● **Task objective**
Extract every line below that contains the word "Losses".

## begin Provided records

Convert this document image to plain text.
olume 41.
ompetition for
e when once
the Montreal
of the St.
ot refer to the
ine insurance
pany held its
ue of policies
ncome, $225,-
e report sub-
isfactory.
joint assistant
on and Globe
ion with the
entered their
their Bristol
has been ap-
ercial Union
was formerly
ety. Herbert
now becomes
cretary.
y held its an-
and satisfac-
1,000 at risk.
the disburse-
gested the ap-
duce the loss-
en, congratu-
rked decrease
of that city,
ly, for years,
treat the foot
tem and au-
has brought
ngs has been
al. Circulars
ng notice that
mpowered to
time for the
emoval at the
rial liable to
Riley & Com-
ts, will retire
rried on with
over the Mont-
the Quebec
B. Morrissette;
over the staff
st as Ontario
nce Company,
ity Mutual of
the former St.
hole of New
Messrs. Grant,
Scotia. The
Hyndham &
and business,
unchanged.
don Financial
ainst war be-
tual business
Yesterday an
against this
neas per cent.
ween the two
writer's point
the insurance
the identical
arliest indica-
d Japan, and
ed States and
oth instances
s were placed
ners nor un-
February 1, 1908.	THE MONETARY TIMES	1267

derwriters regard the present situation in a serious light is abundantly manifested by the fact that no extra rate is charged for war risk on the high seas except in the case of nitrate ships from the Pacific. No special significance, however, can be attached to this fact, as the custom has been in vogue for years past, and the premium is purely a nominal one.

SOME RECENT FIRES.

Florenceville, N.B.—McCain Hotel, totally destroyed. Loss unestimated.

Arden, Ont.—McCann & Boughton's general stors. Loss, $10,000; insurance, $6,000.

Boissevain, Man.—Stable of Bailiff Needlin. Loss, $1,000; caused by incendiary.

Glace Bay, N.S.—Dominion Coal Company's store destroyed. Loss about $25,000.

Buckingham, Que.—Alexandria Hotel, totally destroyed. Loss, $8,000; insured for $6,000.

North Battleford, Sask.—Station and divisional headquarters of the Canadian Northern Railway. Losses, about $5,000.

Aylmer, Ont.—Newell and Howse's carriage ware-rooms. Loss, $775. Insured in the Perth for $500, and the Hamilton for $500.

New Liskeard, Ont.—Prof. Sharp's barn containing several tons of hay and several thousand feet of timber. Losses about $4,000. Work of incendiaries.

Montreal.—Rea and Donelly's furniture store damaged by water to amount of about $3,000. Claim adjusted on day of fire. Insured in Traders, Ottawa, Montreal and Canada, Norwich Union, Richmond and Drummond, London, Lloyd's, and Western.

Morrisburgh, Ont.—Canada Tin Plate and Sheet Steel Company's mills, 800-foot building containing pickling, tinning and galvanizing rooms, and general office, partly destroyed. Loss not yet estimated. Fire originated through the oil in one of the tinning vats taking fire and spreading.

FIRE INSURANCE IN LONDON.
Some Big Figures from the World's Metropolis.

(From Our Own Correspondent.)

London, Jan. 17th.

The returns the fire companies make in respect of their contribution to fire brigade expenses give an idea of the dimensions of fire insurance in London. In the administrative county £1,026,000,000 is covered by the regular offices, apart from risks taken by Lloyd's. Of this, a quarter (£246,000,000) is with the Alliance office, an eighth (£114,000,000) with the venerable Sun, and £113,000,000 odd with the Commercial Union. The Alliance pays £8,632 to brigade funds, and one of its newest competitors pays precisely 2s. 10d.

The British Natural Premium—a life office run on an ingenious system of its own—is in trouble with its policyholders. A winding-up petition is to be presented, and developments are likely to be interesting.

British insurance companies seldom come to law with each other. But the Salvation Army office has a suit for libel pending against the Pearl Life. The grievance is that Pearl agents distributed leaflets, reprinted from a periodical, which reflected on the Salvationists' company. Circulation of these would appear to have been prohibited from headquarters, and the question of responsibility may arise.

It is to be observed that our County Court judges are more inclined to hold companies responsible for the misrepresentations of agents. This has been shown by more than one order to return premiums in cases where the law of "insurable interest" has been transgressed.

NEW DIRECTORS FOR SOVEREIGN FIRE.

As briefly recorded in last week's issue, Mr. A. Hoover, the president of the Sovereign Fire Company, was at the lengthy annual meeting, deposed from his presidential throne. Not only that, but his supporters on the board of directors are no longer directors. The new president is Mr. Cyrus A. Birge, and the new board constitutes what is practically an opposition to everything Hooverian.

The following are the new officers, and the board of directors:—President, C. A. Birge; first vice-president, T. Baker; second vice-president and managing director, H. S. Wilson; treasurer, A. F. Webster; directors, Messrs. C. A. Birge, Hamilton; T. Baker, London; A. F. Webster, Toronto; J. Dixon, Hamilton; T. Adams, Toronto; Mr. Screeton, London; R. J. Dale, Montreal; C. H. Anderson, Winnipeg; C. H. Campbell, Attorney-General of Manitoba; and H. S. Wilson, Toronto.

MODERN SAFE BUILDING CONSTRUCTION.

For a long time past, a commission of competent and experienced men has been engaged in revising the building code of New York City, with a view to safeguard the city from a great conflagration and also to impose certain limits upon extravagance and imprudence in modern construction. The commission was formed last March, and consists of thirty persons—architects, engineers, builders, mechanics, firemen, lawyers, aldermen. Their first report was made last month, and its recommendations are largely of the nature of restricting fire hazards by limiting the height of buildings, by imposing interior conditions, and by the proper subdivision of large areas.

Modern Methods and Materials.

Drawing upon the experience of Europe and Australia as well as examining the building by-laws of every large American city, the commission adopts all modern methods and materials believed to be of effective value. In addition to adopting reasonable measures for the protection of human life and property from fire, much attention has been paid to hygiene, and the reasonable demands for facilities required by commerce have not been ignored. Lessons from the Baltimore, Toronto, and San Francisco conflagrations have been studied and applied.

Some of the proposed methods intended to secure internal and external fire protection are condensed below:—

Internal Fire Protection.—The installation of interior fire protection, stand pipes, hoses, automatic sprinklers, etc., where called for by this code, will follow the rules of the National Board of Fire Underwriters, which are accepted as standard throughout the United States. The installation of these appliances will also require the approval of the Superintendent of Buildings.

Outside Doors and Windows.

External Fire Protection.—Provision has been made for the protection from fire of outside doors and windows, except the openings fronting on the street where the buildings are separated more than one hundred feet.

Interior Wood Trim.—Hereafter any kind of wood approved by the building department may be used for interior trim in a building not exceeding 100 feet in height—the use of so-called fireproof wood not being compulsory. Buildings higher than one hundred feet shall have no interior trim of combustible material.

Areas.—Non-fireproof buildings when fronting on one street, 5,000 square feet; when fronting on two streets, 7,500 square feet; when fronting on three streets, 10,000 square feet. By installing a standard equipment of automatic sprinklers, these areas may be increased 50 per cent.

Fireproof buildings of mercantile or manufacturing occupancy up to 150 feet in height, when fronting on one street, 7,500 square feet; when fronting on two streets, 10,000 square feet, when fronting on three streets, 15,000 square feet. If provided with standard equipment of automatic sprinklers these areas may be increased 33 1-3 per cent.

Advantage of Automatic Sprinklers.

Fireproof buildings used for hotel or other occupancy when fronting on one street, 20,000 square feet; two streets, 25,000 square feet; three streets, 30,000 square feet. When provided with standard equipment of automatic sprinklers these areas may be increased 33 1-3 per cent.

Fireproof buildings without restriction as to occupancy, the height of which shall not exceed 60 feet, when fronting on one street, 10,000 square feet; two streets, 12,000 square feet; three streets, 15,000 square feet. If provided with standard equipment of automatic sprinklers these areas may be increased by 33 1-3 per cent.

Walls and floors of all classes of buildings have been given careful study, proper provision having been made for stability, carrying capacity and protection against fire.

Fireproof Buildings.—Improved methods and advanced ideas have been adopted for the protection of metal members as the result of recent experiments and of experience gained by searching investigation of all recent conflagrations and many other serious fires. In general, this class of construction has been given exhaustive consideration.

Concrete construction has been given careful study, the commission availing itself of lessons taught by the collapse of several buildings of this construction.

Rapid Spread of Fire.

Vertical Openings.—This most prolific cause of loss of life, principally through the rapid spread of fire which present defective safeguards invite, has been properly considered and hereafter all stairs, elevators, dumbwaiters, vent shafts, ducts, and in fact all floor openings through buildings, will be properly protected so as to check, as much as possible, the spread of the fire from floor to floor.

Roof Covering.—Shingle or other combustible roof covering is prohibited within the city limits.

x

## end Provided records

● **The answer**
North Battleford, Sask.—Station and divisional headquarters of the Canadian Northern Railway. Losses, about $5,000.
New Liskeard, Ont.—Prof. Sharp's barn containing several tons of hay and several thousand feet of timber. Losses about $4,000. Work of incendiaries.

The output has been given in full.